Read the records and write them out again exactly.

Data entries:
__________________________________________________
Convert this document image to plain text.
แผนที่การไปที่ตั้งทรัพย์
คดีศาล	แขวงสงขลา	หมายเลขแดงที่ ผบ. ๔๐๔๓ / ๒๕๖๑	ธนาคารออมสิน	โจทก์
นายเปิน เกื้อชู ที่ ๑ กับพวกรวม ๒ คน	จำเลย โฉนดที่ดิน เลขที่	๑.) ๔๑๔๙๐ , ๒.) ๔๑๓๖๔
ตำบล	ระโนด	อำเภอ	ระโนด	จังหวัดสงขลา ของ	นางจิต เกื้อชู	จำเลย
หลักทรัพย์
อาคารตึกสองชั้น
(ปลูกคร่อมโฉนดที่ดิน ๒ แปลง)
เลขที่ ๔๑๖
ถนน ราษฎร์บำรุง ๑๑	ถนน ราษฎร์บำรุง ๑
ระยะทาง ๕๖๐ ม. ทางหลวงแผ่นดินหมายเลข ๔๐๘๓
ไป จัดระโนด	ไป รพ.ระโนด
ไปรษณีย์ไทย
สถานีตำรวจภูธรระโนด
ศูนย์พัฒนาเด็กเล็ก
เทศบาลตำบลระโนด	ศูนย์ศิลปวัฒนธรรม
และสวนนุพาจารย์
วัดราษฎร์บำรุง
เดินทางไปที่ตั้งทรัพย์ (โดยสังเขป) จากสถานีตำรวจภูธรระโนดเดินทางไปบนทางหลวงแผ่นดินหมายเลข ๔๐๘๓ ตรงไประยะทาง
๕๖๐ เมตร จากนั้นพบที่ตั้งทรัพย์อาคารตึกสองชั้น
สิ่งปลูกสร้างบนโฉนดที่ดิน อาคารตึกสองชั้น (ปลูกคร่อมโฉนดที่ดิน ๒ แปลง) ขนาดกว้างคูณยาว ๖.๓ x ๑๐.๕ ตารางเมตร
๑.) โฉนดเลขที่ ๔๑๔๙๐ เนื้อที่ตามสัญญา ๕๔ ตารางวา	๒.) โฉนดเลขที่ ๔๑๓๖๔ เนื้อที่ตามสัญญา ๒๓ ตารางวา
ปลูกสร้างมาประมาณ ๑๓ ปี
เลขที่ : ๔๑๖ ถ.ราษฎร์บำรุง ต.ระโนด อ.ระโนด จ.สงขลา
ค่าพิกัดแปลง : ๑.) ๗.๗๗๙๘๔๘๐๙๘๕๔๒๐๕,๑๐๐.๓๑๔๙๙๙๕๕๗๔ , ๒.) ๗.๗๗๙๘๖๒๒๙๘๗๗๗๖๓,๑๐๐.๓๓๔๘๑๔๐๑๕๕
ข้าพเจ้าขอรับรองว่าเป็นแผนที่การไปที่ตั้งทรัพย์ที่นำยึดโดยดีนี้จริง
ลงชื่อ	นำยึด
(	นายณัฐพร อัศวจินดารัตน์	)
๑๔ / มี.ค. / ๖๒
__________________________________________________
SOLUTION TO THIS TASK:
Convert this document image to plain text.
แผนที่การไปที่ตั้งทรัพย์
คดีศาล	แขวงสงขลา	หมายเลขแดงที่ ผบ. ๔๐๔๓ / ๒๕๖๑	ธนาคารออมสิน	โจทก์
นายเปิน เกื้อชู ที่ ๑ กับพวกรวม ๒ คน	จำเลย โฉนดที่ดิน เลขที่	๑.) ๔๑๔๙๐ , ๒.) ๔๑๓๖๔
ตำบล	ระโนด	อำเภอ	ระโนด	จังหวัดสงขลา ของ	นางจิต เกื้อชู	จำเลย
หลักทรัพย์
อาคารตึกสองชั้น
(ปลูกคร่อมโฉนดที่ดิน ๒ แปลง)
เลขที่ ๔๑๖
ถนน ราษฎร์บำรุง ๑๑	ถนน ราษฎร์บำรุง ๑
ระยะทาง ๕๖๐ ม. ทางหลวงแผ่นดินหมายเลข ๔๐๘๓
ไป จัดระโนด	ไป รพ.ระโนด
ไปรษณีย์ไทย
สถานีตำรวจภูธรระโนด
ศูนย์พัฒนาเด็กเล็ก
เทศบาลตำบลระโนด	ศูนย์ศิลปวัฒนธรรม
และสวนนุพาจารย์
วัดราษฎร์บำรุง
เดินทางไปที่ตั้งทรัพย์ (โดยสังเขป) จากสถานีตำรวจภูธรระโนดเดินทางไปบนทางหลวงแผ่นดินหมายเลข ๔๐๘๓ ตรงไประยะทาง
๕๖๐ เมตร จากนั้นพบที่ตั้งทรัพย์อาคารตึกสองชั้น
สิ่งปลูกสร้างบนโฉนดที่ดิน อาคารตึกสองชั้น (ปลูกคร่อมโฉนดที่ดิน ๒ แปลง) ขนาดกว้างคูณยาว ๖.๓ x ๑๐.๕ ตารางเมตร
๑.) โฉนดเลขที่ ๔๑๔๙๐ เนื้อที่ตามสัญญา ๕๔ ตารางวา	๒.) โฉนดเลขที่ ๔๑๓๖๔ เนื้อที่ตามสัญญา ๒๓ ตารางวา
ปลูกสร้างมาประมาณ ๑๓ ปี
เลขที่ : ๔๑๖ ถ.ราษฎร์บำรุง ต.ระโนด อ.ระโนด จ.สงขลา
ค่าพิกัดแปลง : ๑.) ๗.๗๗๙๘๔๘๐๙๘๕๔๒๐๕,๑๐๐.๓๑๔๙๙๙๕๕๗๔ , ๒.) ๗.๗๗๙๘๖๒๒๙๘๗๗๗๖๓,๑๐๐.๓๓๔๘๑๔๐๑๕๕
ข้าพเจ้าขอรับรองว่าเป็นแผนที่การไปที่ตั้งทรัพย์ที่นำยึดโดยดีนี้จริง
ลงชื่อ	นำยึด
(	นายณัฐพร อัศวจินดารัตน์	)
๑๔ / มี.ค. / ๖๒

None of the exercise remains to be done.